**Set exercise:**
All the data must come back unchanged, except that pictures are left out.

━━━ Stored records ━━━

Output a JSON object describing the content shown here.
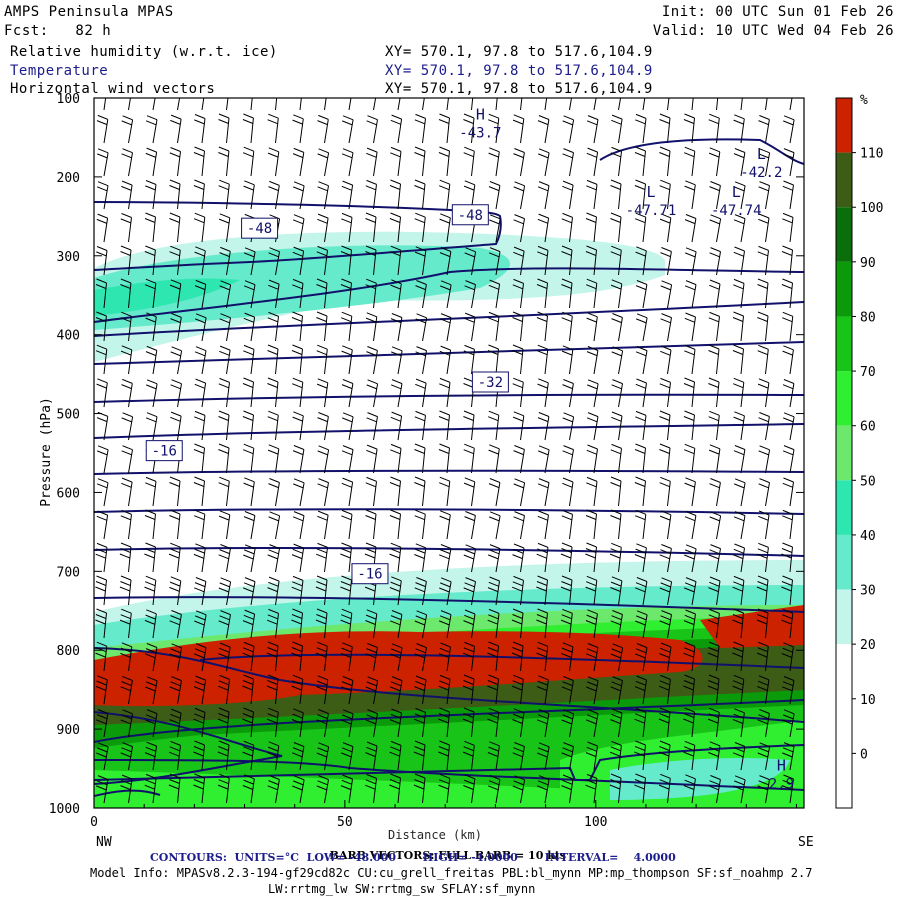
{
  "header": {
    "model": "AMPS Peninsula MPAS",
    "fcst": "Fcst:   82 h",
    "init": "Init: 00 UTC Sun 01 Feb 26",
    "valid": "Valid: 10 UTC Wed 04 Feb 26",
    "fields": [
      {
        "label": "Relative humidity (w.r.t. ice)",
        "xy": "XY= 570.1, 97.8 to 517.6,104.9"
      },
      {
        "label": "Temperature",
        "xy": "XY= 570.1, 97.8 to 517.6,104.9"
      },
      {
        "label": "Horizontal wind vectors",
        "xy": "XY= 570.1, 97.8 to 517.6,104.9"
      }
    ]
  },
  "footer": {
    "barb_left": "BARB VECTORS",
    "barb_mid": "FULL BARB = 10 kts",
    "distance_label": "Distance (km)",
    "contours": "CONTOURS:  UNITS=°C  LOW= -48.000       HIGH= -4.0000       INTERVAL=    4.0000",
    "model_info": "Model Info: MPASv8.2.3-194-gf29cd82c CU:cu_grell_freitas PBL:bl_mynn MP:mp_thompson SF:sf_noahmp 2.7",
    "model_info2": "LW:rrtmg_lw SW:rrtmg_sw SFLAY:sf_mynn"
  },
  "colors": {
    "rh_scale": [
      "#ffffff",
      "#ffffff",
      "#ffffff",
      "#c4f5ea",
      "#66eacc",
      "#2ee6b0",
      "#6ce86c",
      "#30ee30",
      "#18c418",
      "#0a9a0a",
      "#0a6e0a",
      "#3d5c16",
      "#cc2200"
    ],
    "contour": "#11116b",
    "axis": "#000000"
  },
  "chart_data": {
    "type": "heatmap",
    "title": "Relative humidity (w.r.t. ice), Temperature, Horizontal wind vectors",
    "xlabel": "Distance (km)",
    "ylabel": "Pressure (hPa)",
    "xlim": [
      0,
      141.5
    ],
    "ylim": [
      1000,
      100
    ],
    "x_ticks": [
      0,
      50,
      100
    ],
    "y_ticks": [
      100,
      200,
      300,
      400,
      500,
      600,
      700,
      800,
      900,
      1000
    ],
    "x_end_labels": {
      "left": "NW",
      "right": "SE"
    },
    "colorbar": {
      "unit": "%",
      "levels": [
        110,
        100,
        90,
        80,
        70,
        60,
        50,
        40,
        30,
        20,
        10,
        0
      ]
    },
    "contour_labels": [
      {
        "text": "-48",
        "x": 33,
        "p": 265
      },
      {
        "text": "-48",
        "x": 75,
        "p": 248
      },
      {
        "text": "-32",
        "x": 79,
        "p": 460
      },
      {
        "text": "-16",
        "x": 14,
        "p": 547
      },
      {
        "text": "-16",
        "x": 55,
        "p": 703
      }
    ],
    "extrema": [
      {
        "type": "H",
        "value": "-43.7",
        "x": 77,
        "p": 135
      },
      {
        "type": "L",
        "value": "-42.2",
        "x": 133,
        "p": 185
      },
      {
        "type": "L",
        "value": "-47.71",
        "x": 111,
        "p": 233
      },
      {
        "type": "L",
        "value": "-47.74",
        "x": 128,
        "p": 233
      },
      {
        "type": "H",
        "value": "2.9",
        "x": 137,
        "p": 960
      }
    ]
  }
}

━━━

**Exercise answer:**
Output a JSON object describing the content shown here.
{
  "header": {
    "model": "AMPS Peninsula MPAS",
    "fcst": "Fcst:   82 h",
    "init": "Init: 00 UTC Sun 01 Feb 26",
    "valid": "Valid: 10 UTC Wed 04 Feb 26",
    "fields": [
      {
        "label": "Relative humidity (w.r.t. ice)",
        "xy": "XY= 570.1, 97.8 to 517.6,104.9"
      },
      {
        "label": "Temperature",
        "xy": "XY= 570.1, 97.8 to 517.6,104.9"
      },
      {
        "label": "Horizontal wind vectors",
        "xy": "XY= 570.1, 97.8 to 517.6,104.9"
      }
    ]
  },
  "footer": {
    "barb_left": "BARB VECTORS",
    "barb_mid": "FULL BARB = 10 kts",
    "distance_label": "Distance (km)",
    "contours": "CONTOURS:  UNITS=°C  LOW= -48.000       HIGH= -4.0000       INTERVAL=    4.0000",
    "model_info": "Model Info: MPASv8.2.3-194-gf29cd82c CU:cu_grell_freitas PBL:bl_mynn MP:mp_thompson SF:sf_noahmp 2.7",
    "model_info2": "LW:rrtmg_lw SW:rrtmg_sw SFLAY:sf_mynn"
  },
  "colors": {
    "rh_scale": [
      "#ffffff",
      "#ffffff",
      "#ffffff",
      "#c4f5ea",
      "#66eacc",
      "#2ee6b0",
      "#6ce86c",
      "#30ee30",
      "#18c418",
      "#0a9a0a",
      "#0a6e0a",
      "#3d5c16",
      "#cc2200"
    ],
    "contour": "#11116b",
    "axis": "#000000"
  },
  "chart_data": {
    "type": "heatmap",
    "title": "Relative humidity (w.r.t. ice), Temperature, Horizontal wind vectors",
    "xlabel": "Distance (km)",
    "ylabel": "Pressure (hPa)",
    "xlim": [
      0,
      141.5
    ],
    "ylim": [
      1000,
      100
    ],
    "x_ticks": [
      0,
      50,
      100
    ],
    "y_ticks": [
      100,
      200,
      300,
      400,
      500,
      600,
      700,
      800,
      900,
      1000
    ],
    "x_end_labels": {
      "left": "NW",
      "right": "SE"
    },
    "colorbar": {
      "unit": "%",
      "levels": [
        110,
        100,
        90,
        80,
        70,
        60,
        50,
        40,
        30,
        20,
        10,
        0
      ]
    },
    "contour_labels": [
      {
        "text": "-48",
        "x": 33,
        "p": 265
      },
      {
        "text": "-48",
        "x": 75,
        "p": 248
      },
      {
        "text": "-32",
        "x": 79,
        "p": 460
      },
      {
        "text": "-16",
        "x": 14,
        "p": 547
      },
      {
        "text": "-16",
        "x": 55,
        "p": 703
      }
    ],
    "extrema": [
      {
        "type": "H",
        "value": "-43.7",
        "x": 77,
        "p": 135
      },
      {
        "type": "L",
        "value": "-42.2",
        "x": 133,
        "p": 185
      },
      {
        "type": "L",
        "value": "-47.71",
        "x": 111,
        "p": 233
      },
      {
        "type": "L",
        "value": "-47.74",
        "x": 128,
        "p": 233
      },
      {
        "type": "H",
        "value": "2.9",
        "x": 137,
        "p": 960
      }
    ]
  }
}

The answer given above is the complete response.